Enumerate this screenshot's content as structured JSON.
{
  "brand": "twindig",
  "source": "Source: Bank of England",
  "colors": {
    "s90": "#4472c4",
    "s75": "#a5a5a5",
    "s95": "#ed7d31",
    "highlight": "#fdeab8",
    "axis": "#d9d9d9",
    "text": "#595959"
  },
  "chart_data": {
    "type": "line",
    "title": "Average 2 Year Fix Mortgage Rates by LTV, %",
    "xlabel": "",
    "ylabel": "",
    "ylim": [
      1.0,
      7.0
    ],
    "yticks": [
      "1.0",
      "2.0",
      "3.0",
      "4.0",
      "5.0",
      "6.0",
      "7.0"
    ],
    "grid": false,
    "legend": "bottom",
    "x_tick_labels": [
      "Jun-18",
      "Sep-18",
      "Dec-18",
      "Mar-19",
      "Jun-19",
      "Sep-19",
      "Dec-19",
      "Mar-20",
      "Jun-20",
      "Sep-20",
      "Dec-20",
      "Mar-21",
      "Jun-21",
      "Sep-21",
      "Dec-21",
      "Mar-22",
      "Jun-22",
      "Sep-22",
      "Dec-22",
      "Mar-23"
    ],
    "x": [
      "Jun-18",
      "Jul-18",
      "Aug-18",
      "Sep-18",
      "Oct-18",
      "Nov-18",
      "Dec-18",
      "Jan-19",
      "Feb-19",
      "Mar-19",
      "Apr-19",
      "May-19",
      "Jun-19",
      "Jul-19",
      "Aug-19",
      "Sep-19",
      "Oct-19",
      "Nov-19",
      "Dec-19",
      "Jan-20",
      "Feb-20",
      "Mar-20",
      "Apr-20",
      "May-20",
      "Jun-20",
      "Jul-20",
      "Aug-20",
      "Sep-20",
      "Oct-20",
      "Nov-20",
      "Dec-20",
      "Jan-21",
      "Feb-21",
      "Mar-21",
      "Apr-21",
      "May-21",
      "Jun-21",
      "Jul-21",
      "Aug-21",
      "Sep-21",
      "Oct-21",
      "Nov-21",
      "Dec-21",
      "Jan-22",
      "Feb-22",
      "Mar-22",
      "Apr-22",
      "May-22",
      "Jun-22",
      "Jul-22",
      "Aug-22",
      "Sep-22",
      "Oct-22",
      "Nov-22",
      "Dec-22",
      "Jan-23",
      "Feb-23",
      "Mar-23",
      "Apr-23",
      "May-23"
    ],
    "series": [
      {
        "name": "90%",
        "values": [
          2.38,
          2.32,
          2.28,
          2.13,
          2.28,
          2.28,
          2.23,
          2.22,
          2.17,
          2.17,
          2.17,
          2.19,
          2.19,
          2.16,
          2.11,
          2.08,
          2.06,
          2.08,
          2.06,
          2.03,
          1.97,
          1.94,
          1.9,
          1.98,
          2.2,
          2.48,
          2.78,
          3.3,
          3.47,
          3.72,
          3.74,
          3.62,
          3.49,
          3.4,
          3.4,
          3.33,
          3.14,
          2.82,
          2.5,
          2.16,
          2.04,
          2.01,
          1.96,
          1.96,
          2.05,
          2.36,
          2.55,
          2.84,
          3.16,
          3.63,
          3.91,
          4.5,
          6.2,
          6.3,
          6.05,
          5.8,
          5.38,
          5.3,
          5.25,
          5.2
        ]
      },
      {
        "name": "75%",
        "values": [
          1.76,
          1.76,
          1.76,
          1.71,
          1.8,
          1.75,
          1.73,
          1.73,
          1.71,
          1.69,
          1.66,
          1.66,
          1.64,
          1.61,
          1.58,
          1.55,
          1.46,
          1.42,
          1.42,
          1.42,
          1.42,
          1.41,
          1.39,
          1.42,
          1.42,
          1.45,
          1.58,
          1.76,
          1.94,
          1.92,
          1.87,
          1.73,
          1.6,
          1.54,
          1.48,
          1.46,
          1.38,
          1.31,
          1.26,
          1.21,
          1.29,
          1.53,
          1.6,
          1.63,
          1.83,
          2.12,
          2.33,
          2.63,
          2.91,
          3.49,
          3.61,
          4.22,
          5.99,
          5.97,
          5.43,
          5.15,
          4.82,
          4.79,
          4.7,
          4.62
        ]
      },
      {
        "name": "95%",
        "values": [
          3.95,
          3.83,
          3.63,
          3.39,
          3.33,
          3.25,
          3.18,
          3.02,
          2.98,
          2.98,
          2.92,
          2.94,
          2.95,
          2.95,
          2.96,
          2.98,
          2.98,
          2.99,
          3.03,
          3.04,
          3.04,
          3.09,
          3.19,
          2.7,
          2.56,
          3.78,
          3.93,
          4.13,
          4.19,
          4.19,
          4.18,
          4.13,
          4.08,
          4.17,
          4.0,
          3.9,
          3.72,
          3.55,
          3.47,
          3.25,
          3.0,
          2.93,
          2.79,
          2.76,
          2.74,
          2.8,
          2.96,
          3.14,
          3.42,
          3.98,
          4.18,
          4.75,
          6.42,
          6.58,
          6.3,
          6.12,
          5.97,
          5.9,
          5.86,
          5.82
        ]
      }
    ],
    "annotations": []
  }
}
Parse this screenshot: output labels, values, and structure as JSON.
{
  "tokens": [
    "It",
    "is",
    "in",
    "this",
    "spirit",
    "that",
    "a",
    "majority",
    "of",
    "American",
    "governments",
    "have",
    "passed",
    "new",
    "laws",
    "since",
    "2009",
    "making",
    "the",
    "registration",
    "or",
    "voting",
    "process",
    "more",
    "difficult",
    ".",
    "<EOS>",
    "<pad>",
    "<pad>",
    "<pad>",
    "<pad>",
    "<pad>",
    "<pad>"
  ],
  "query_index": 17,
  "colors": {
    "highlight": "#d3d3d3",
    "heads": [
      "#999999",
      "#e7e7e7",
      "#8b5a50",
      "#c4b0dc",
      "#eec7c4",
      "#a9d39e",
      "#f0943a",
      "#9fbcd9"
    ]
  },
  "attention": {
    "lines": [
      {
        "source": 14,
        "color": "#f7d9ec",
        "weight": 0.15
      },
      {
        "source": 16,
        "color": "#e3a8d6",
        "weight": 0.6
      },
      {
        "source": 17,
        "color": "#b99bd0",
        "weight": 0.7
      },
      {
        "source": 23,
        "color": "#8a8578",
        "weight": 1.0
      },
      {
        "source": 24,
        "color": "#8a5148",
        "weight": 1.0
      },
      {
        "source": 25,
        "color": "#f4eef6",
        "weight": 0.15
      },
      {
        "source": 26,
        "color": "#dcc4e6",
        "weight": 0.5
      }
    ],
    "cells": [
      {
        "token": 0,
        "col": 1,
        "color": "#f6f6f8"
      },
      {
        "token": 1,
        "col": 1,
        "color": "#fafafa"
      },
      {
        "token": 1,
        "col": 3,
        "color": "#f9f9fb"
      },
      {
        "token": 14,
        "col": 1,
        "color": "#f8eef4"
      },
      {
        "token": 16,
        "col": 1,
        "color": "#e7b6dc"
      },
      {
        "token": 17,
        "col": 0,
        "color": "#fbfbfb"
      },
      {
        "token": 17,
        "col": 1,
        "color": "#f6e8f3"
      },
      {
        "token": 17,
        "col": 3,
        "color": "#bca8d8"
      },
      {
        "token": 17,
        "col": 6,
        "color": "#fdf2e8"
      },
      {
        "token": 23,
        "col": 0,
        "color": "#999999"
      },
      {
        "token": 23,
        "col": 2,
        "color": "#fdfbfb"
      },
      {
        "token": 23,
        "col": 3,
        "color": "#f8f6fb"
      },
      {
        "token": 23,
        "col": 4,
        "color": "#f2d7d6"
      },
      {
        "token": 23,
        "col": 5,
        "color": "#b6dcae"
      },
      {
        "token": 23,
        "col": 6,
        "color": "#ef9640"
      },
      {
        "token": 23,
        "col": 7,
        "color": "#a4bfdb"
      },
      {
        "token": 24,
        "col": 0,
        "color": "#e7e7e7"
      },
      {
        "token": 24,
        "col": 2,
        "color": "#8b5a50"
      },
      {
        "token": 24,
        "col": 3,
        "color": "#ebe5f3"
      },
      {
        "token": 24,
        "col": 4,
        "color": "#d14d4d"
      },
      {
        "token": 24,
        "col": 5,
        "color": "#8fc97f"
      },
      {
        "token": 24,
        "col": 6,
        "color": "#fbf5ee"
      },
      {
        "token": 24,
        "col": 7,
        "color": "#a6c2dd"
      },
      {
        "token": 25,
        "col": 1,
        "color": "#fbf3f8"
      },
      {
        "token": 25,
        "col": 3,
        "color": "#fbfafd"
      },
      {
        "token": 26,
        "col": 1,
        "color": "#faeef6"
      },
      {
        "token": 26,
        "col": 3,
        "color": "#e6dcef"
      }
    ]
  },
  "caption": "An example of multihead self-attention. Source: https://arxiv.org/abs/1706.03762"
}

GOAL:
Identify the lines of the data that contain the word "screenshot". Copy each of them.

RESULT FOR THIS EXERCISE:
Enumerate this screenshot's content as structured JSON.
Parse this screenshot: output labels, values, and structure as JSON.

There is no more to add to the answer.